[START OF EXERCISE MATERIALS]

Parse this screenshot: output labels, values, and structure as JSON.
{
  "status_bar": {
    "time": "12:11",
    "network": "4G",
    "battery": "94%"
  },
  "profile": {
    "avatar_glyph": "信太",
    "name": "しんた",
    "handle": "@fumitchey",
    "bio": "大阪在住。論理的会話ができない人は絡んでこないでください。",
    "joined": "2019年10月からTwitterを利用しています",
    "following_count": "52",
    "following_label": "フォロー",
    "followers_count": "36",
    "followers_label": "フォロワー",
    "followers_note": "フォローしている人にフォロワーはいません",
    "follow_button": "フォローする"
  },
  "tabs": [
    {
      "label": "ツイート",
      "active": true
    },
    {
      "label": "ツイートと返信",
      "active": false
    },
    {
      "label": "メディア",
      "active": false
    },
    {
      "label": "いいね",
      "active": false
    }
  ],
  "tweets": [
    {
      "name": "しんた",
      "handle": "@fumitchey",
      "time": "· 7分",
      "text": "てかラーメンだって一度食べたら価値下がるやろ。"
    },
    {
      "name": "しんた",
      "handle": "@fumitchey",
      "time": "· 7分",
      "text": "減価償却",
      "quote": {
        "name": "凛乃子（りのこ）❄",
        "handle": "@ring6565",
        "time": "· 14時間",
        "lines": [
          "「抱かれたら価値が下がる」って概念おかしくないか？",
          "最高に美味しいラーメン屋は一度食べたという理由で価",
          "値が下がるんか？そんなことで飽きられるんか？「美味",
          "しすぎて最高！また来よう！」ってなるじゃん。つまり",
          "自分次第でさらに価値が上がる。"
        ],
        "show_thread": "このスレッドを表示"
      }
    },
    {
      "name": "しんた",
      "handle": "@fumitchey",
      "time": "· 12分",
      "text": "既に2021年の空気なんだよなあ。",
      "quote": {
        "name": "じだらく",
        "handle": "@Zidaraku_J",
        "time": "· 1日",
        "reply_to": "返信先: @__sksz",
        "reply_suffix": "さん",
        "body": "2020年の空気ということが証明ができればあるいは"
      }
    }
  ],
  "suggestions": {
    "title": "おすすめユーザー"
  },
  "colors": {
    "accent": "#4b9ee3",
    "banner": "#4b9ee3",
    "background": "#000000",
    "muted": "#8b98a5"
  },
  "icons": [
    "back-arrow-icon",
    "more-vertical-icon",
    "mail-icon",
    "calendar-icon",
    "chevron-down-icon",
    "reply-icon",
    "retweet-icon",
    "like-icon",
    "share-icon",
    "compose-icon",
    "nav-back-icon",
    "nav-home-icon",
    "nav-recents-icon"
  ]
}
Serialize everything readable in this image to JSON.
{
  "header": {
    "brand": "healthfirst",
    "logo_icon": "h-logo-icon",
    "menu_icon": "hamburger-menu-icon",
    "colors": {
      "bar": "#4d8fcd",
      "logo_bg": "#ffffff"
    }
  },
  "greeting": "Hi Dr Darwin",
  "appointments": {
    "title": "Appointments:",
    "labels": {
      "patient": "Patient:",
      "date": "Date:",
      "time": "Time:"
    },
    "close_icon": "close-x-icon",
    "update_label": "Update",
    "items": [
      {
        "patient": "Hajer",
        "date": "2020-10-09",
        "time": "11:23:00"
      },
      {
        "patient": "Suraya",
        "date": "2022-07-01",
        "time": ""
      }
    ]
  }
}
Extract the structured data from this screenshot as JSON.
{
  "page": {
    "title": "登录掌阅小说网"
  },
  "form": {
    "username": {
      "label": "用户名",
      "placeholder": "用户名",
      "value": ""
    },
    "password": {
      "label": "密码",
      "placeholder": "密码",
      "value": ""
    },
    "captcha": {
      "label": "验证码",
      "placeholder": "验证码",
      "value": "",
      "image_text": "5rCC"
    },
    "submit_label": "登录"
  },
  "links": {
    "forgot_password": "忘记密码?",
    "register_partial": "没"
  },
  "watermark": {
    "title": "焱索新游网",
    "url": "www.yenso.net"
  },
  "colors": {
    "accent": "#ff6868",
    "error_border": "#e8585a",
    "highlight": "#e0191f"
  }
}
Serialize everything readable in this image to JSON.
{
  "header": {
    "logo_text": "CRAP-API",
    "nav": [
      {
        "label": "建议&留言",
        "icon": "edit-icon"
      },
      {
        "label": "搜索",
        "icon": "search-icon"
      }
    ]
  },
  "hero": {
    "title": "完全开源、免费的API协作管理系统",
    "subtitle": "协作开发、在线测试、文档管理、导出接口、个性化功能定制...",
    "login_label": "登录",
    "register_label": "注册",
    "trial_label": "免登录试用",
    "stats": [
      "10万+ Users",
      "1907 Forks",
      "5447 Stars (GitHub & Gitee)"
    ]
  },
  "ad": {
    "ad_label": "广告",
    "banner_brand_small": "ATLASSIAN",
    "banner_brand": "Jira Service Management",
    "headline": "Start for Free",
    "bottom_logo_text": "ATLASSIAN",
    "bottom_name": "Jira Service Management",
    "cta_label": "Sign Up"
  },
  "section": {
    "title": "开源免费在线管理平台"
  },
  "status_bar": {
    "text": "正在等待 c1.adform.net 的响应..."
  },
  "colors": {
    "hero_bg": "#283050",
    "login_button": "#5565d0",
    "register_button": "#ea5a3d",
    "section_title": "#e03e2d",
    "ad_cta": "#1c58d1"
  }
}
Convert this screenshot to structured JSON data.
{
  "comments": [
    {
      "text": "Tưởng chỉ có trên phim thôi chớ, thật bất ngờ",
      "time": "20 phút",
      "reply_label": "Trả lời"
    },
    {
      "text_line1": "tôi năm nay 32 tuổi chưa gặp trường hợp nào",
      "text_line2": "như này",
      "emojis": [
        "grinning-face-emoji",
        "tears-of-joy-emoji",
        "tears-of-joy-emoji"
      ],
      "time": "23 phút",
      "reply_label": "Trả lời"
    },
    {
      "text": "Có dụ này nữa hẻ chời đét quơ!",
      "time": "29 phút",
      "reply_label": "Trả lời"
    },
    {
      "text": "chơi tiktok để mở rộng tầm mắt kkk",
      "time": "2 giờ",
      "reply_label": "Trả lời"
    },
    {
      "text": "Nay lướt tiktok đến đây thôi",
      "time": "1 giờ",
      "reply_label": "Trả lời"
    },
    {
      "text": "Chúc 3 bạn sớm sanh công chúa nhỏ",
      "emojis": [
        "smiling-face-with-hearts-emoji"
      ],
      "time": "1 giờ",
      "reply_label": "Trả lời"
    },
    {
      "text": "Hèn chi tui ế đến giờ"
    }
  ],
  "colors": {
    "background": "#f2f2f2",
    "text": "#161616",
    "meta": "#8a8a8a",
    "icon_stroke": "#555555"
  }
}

[END OF EXERCISE MATERIALS]

EXERCISE GOAL:
Scan the entries above. Copy each line that has the string "tears".

ANSWER TO THIS TASK:
        "tears-of-joy-emoji",
        "tears-of-joy-emoji"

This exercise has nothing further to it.